AIM OF THE TASK: Search the material for the word "this" and copy each line that holds it.

[Collected data]
****************

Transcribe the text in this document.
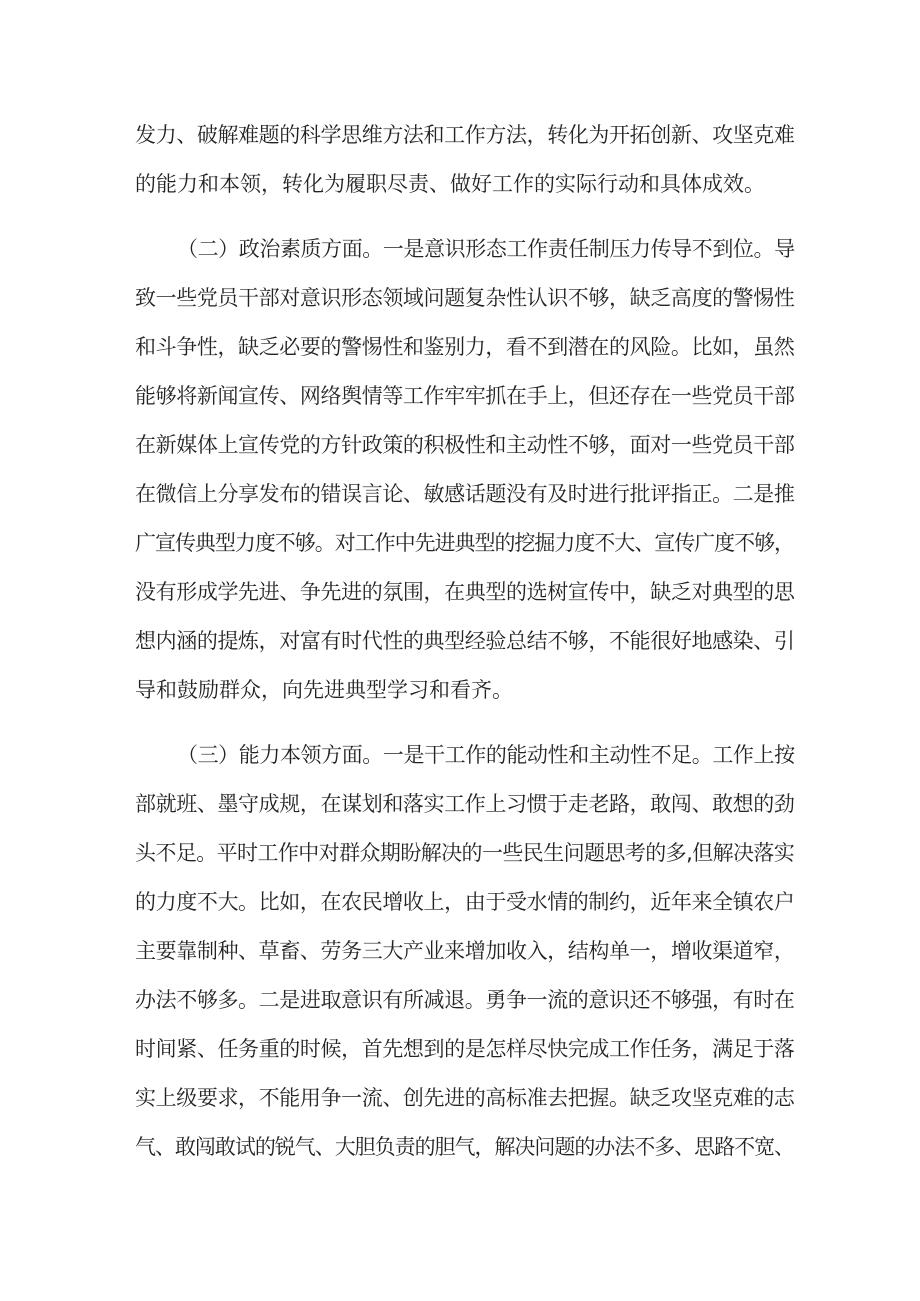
发力、破解难题的科学思维方法和工作方法，转化为开拓创新、攻坚克难
的能力和本领，转化为履职尽责、做好工作的实际行动和具体成效。
（二）政治素质方面。一是意识形态工作责任制压力传导不到位。导
致一些党员干部对意识形态领域问题复杂性认识不够，缺乏高度的警惕性
和斗争性，缺乏必要的警惕性和鉴别力，看不到潜在的风险。比如，虽然
能够将新闻宣传、网络舆情等工作牢牢抓在手上，但还存在一些党员干部
在新媒体上宣传党的方针政策的积极性和主动性不够，面对一些党员干部
在微信上分享发布的错误言论、敏感话题没有及时进行批评指正。二是推
广宣传典型力度不够。对工作中先进典型的挖掘力度不大、宣传广度不够，
没有形成学先进、争先进的氛围，在典型的选树宣传中，缺乏对典型的思
想内涵的提炼，对富有时代性的典型经验总结不够，不能很好地感染、引
导和鼓励群众，向先进典型学习和看齐。
（三）能力本领方面。一是干工作的能动性和主动性不足。工作上按
部就班、墨守成规，在谋划和落实工作上习惯于走老路，敢闯、敢想的劲
头不足。平时工作中对群众期盼解决的一些民生问题思考的多,但解决落实
的力度不大。比如，在农民增收上，由于受水情的制约，近年来全镇农户
主要靠制种、草畜、劳务三大产业来增加收入，结构单一，增收渠道窄，
办法不够多。二是进取意识有所减退。勇争一流的意识还不够强，有时在
时间紧、任务重的时候，首先想到的是怎样尽快完成工作任务，满足于落
实上级要求，不能用争一流、创先进的高标准去把握。缺乏攻坚克难的志
气、敢闯敢试的锐气、大胆负责的胆气，解决问题的办法不多、思路不宽、
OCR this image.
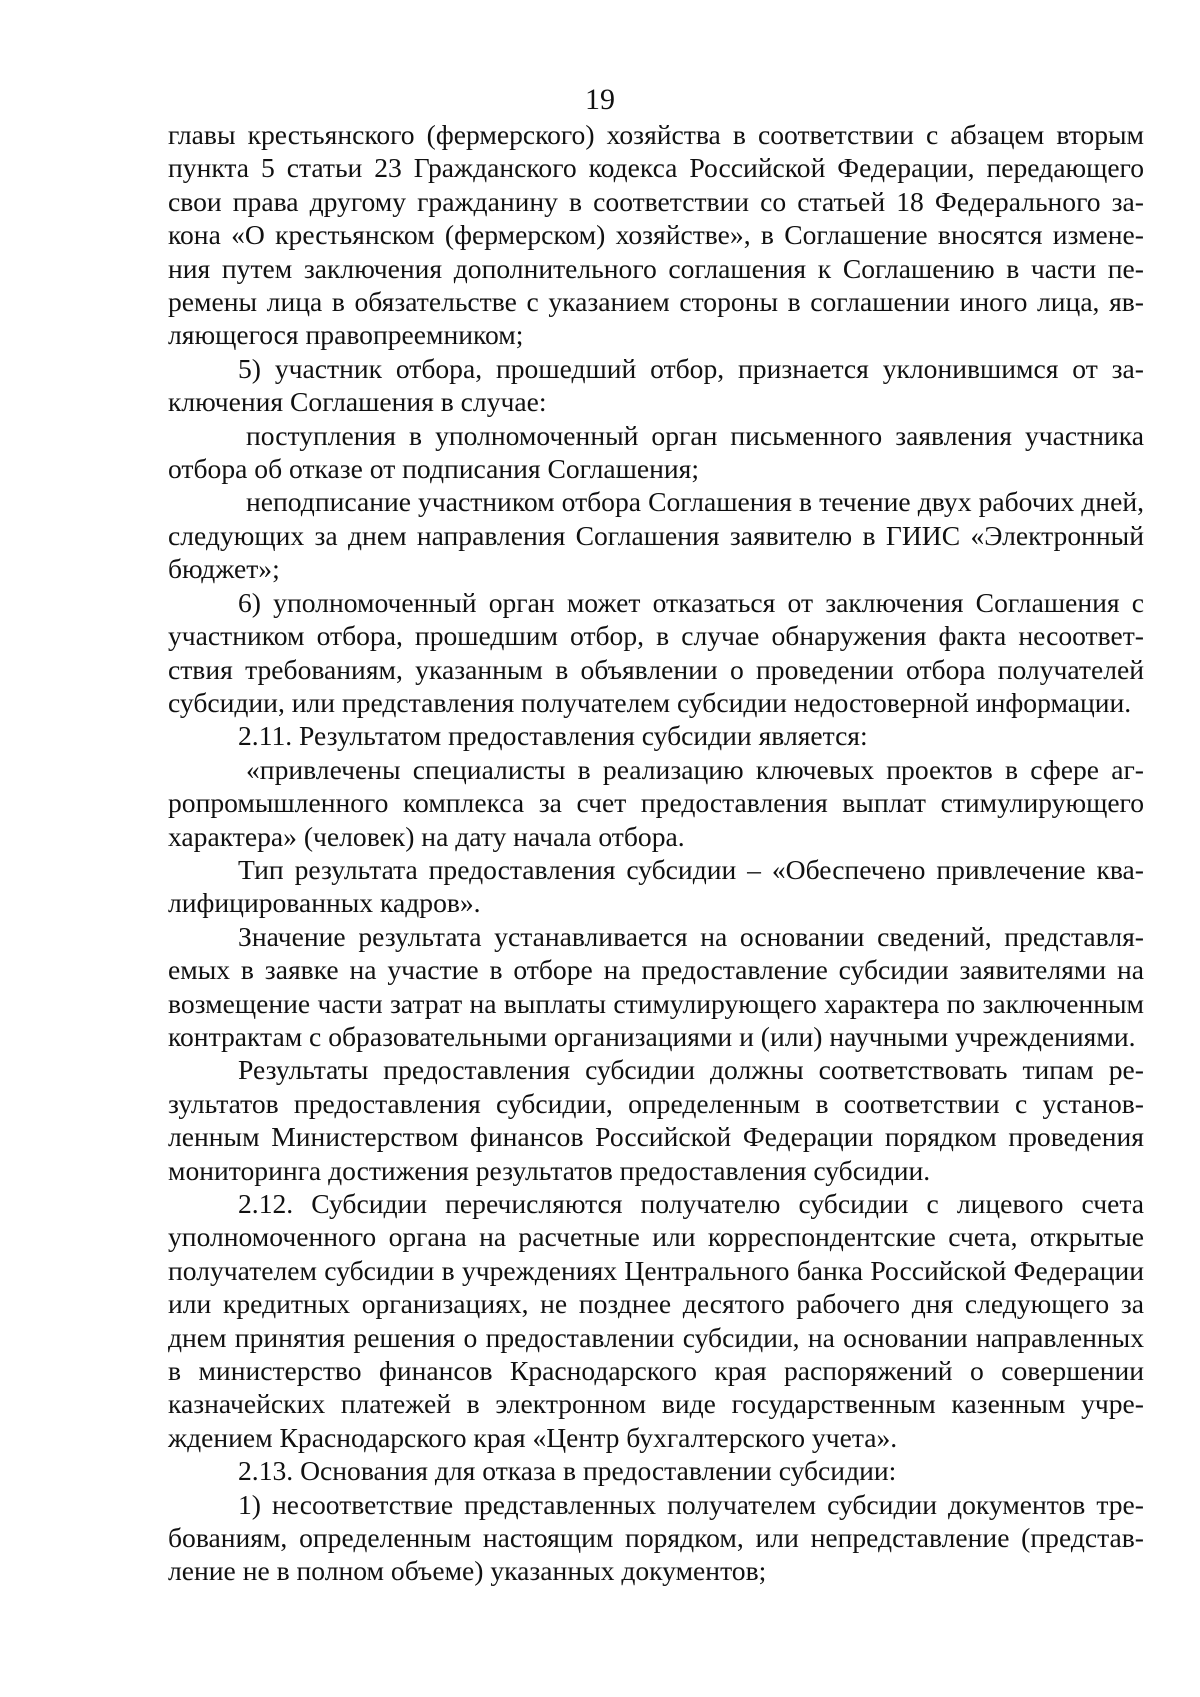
19

главы крестьянского (фермерского) хозяйства в соответствии с абзацем вторым пункта 5 статьи 23 Гражданского кодекса Российской Федерации, передающего свои права другому гражданину в соответствии со статьей 18 Федерального закона «О крестьянском (фермерском) хозяйстве», в Соглашение вносятся изменения путем заключения дополнительного соглашения к Соглашению в части перемены лица в обязательстве с указанием стороны в соглашении иного лица, являющегося правопреемником;

5) участник отбора, прошедший отбор, признается уклонившимся от заключения Соглашения в случае:

поступления в уполномоченный орган письменного заявления участника отбора об отказе от подписания Соглашения;

неподписание участником отбора Соглашения в течение двух рабочих дней, следующих за днем направления Соглашения заявителю в ГИИС «Электронный бюджет»;

6) уполномоченный орган может отказаться от заключения Соглашения с участником отбора, прошедшим отбор, в случае обнаружения факта несоответствия требованиям, указанным в объявлении о проведении отбора получателей субсидии, или представления получателем субсидии недостоверной информации.

2.11. Результатом предоставления субсидии является:

«привлечены специалисты в реализацию ключевых проектов в сфере агропромышленного комплекса за счет предоставления выплат стимулирующего характера» (человек) на дату начала отбора.

Тип результата предоставления субсидии – «Обеспечено привлечение квалифицированных кадров».

Значение результата устанавливается на основании сведений, представляемых в заявке на участие в отборе на предоставление субсидии заявителями на возмещение части затрат на выплаты стимулирующего характера по заключенным контрактам с образовательными организациями и (или) научными учреждениями.

Результаты предоставления субсидии должны соответствовать типам результатов предоставления субсидии, определенным в соответствии с установленным Министерством финансов Российской Федерации порядком проведения мониторинга достижения результатов предоставления субсидии.

2.12. Субсидии перечисляются получателю субсидии с лицевого счета уполномоченного органа на расчетные или корреспондентские счета, открытые получателем субсидии в учреждениях Центрального банка Российской Федерации или кредитных организациях, не позднее десятого рабочего дня следующего за днем принятия решения о предоставлении субсидии, на основании направленных в министерство финансов Краснодарского края распоряжений о совершении казначейских платежей в электронном виде государственным казенным учреждением Краснодарского края «Центр бухгалтерского учета».

2.13. Основания для отказа в предоставлении субсидии:

1) несоответствие представленных получателем субсидии документов требованиям, определенным настоящим порядком, или непредставление (представление не в полном объеме) указанных документов;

****************

FINAL ANSWER:
Transcribe the text in this document.
OCR this image.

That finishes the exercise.